- **INPUT DATA**:
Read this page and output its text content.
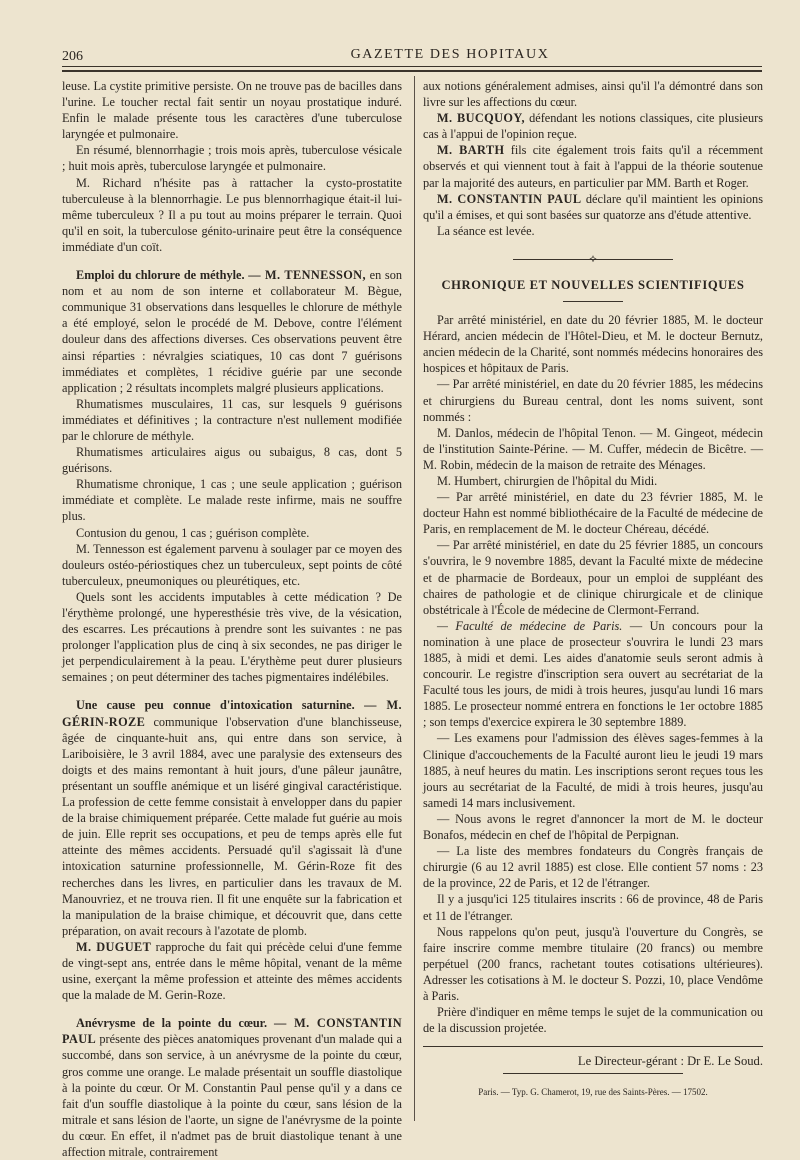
206	GAZETTE DES HOPITAUX

leuse. La cystite primitive persiste. On ne trouve pas de bacilles dans l'urine. Le toucher rectal fait sentir un noyau prostatique induré. Enfin le malade présente tous les caractères d'une tuberculose laryngée et pulmonaire.

En résumé, blennorrhagie ; trois mois après, tuberculose vésicale ; huit mois après, tuberculose laryngée et pulmonaire.

M. Richard n'hésite pas à rattacher la cysto-prostatite tuberculeuse à la blennorrhagie. Le pus blennorrhagique était-il lui-même tuberculeux ? Il a pu tout au moins préparer le terrain. Quoi qu'il en soit, la tuberculose génito-urinaire peut être la conséquence immédiate d'un coït.

Emploi du chlorure de méthyle. — M. TENNESSON, en son nom et au nom de son interne et collaborateur M. Bègue, communique 31 observations dans lesquelles le chlorure de méthyle a été employé, selon le procédé de M. Debove, contre l'élément douleur dans des affections diverses. Ces observations peuvent être ainsi réparties : névralgies sciatiques, 10 cas dont 7 guérisons immédiates et complètes, 1 récidive guérie par une seconde application ; 2 résultats incomplets malgré plusieurs applications.

Rhumatismes musculaires, 11 cas, sur lesquels 9 guérisons immédiates et définitives ; la contracture n'est nullement modifiée par le chlorure de méthyle.

Rhumatismes articulaires aigus ou subaigus, 8 cas, dont 5 guérisons.

Rhumatisme chronique, 1 cas ; une seule application ; guérison immédiate et complète. Le malade reste infirme, mais ne souffre plus.

Contusion du genou, 1 cas ; guérison complète.

M. Tennesson est également parvenu à soulager par ce moyen des douleurs ostéo-périostiques chez un tuberculeux, sept points de côté tuberculeux, pneumoniques ou pleurétiques, etc.

Quels sont les accidents imputables à cette médication ? De l'érythème prolongé, une hyperesthésie très vive, de la vésication, des escarres. Les précautions à prendre sont les suivantes : ne pas prolonger l'application plus de cinq à six secondes, ne pas diriger le jet perpendiculairement à la peau. L'érythème peut durer plusieurs semaines ; on peut déterminer des taches pigmentaires indélébiles.

Une cause peu connue d'intoxication saturnine. — M. GÉRIN-ROZE communique l'observation d'une blanchisseuse, âgée de cinquante-huit ans, qui entre dans son service, à Lariboisière, le 3 avril 1884, avec une paralysie des extenseurs des doigts et des mains remontant à huit jours, d'une pâleur jaunâtre, présentant un souffle anémique et un liséré gingival caractéristique. La profession de cette femme consistait à envelopper dans du papier de la braise chimiquement préparée. Cette malade fut guérie au mois de juin. Elle reprit ses occupations, et peu de temps après elle fut atteinte des mêmes accidents. Persuadé qu'il s'agissait là d'une intoxication saturnine professionnelle, M. Gérin-Roze fit des recherches dans les livres, en particulier dans les travaux de M. Manouvriez, et ne trouva rien. Il fit une enquête sur la fabrication et la manipulation de la braise chimique, et découvrit que, dans cette préparation, on avait recours à l'azotate de plomb.

M. DUGUET rapproche du fait qui précède celui d'une femme de vingt-sept ans, entrée dans le même hôpital, venant de la même usine, exerçant la même profession et atteinte des mêmes accidents que la malade de M. Gerin-Roze.

Anévrysme de la pointe du cœur. — M. CONSTANTIN PAUL présente des pièces anatomiques provenant d'un malade qui a succombé, dans son service, à un anévrysme de la pointe du cœur, gros comme une orange. Le malade présentait un souffle diastolique à la pointe du cœur. Or M. Constantin Paul pense qu'il y a dans ce fait d'un souffle diastolique à la pointe du cœur, sans lésion de la mitrale et sans lésion de l'aorte, un signe de l'anévrysme de la pointe du cœur. En effet, il n'admet pas de bruit diastolique tenant à une affection mitrale, contrairement

aux notions généralement admises, ainsi qu'il l'a démontré dans son livre sur les affections du cœur.

M. BUCQUOY, défendant les notions classiques, cite plusieurs cas à l'appui de l'opinion reçue.

M. BARTH fils cite également trois faits qu'il a récemment observés et qui viennent tout à fait à l'appui de la théorie soutenue par la majorité des auteurs, en particulier par MM. Barth et Roger.

M. CONSTANTIN PAUL déclare qu'il maintient les opinions qu'il a émises, et qui sont basées sur quatorze ans d'étude attentive.

La séance est levée.

⟡
CHRONIQUE ET NOUVELLES SCIENTIFIQUES

Par arrêté ministériel, en date du 20 février 1885, M. le docteur Hérard, ancien médecin de l'Hôtel-Dieu, et M. le docteur Bernutz, ancien médecin de la Charité, sont nommés médecins honoraires des hospices et hôpitaux de Paris.

— Par arrêté ministériel, en date du 20 février 1885, les médecins et chirurgiens du Bureau central, dont les noms suivent, sont nommés :

M. Danlos, médecin de l'hôpital Tenon. — M. Gingeot, médecin de l'institution Sainte-Périne. — M. Cuffer, médecin de Bicêtre. — M. Robin, médecin de la maison de retraite des Ménages.

M. Humbert, chirurgien de l'hôpital du Midi.

— Par arrêté ministériel, en date du 23 février 1885, M. le docteur Hahn est nommé bibliothécaire de la Faculté de médecine de Paris, en remplacement de M. le docteur Chéreau, décédé.

— Par arrêté ministériel, en date du 25 février 1885, un concours s'ouvrira, le 9 novembre 1885, devant la Faculté mixte de médecine et de pharmacie de Bordeaux, pour un emploi de suppléant des chaires de pathologie et de clinique chirurgicale et de clinique obstétricale à l'École de médecine de Clermont-Ferrand.

— Faculté de médecine de Paris. — Un concours pour la nomination à une place de prosecteur s'ouvrira le lundi 23 mars 1885, à midi et demi. Les aides d'anatomie seuls seront admis à concourir. Le registre d'inscription sera ouvert au secrétariat de la Faculté tous les jours, de midi à trois heures, jusqu'au lundi 16 mars 1885. Le prosecteur nommé entrera en fonctions le 1er octobre 1885 ; son temps d'exercice expirera le 30 septembre 1889.

— Les examens pour l'admission des élèves sages-femmes à la Clinique d'accouchements de la Faculté auront lieu le jeudi 19 mars 1885, à neuf heures du matin. Les inscriptions seront reçues tous les jours au secrétariat de la Faculté, de midi à trois heures, jusqu'au samedi 14 mars inclusivement.

— Nous avons le regret d'annoncer la mort de M. le docteur Bonafos, médecin en chef de l'hôpital de Perpignan.

— La liste des membres fondateurs du Congrès français de chirurgie (6 au 12 avril 1885) est close. Elle contient 57 noms : 23 de la province, 22 de Paris, et 12 de l'étranger.

Il y a jusqu'ici 125 titulaires inscrits : 66 de province, 48 de Paris et 11 de l'étranger.

Nous rappelons qu'on peut, jusqu'à l'ouverture du Congrès, se faire inscrire comme membre titulaire (20 francs) ou membre perpétuel (200 francs, rachetant toutes cotisations ultérieures). Adresser les cotisations à M. le docteur S. Pozzi, 10, place Vendôme à Paris.

Prière d'indiquer en même temps le sujet de la communication ou de la discussion projetée.

Le Directeur-gérant : Dr E. Le Soud.

Paris. — Typ. G. Chamerot, 19, rue des Saints-Pères. — 17502.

- **PROBLEM**: Of the lines above, copy each that contains "Nous".

- **TASK OUTPUT**:
— Nous avons le regret d'annoncer la mort de M. le docteur Bonafos, médecin en chef de l'hôpital de Perpignan.
Nous rappelons qu'on peut, jusqu'à l'ouverture du Congrès, se faire inscrire comme membre titulaire (20 francs) ou membre perpétuel (200 francs, rachetant toutes cotisations ultérieures). Adresser les cotisations à M. le docteur S. Pozzi, 10, place Vendôme à Paris.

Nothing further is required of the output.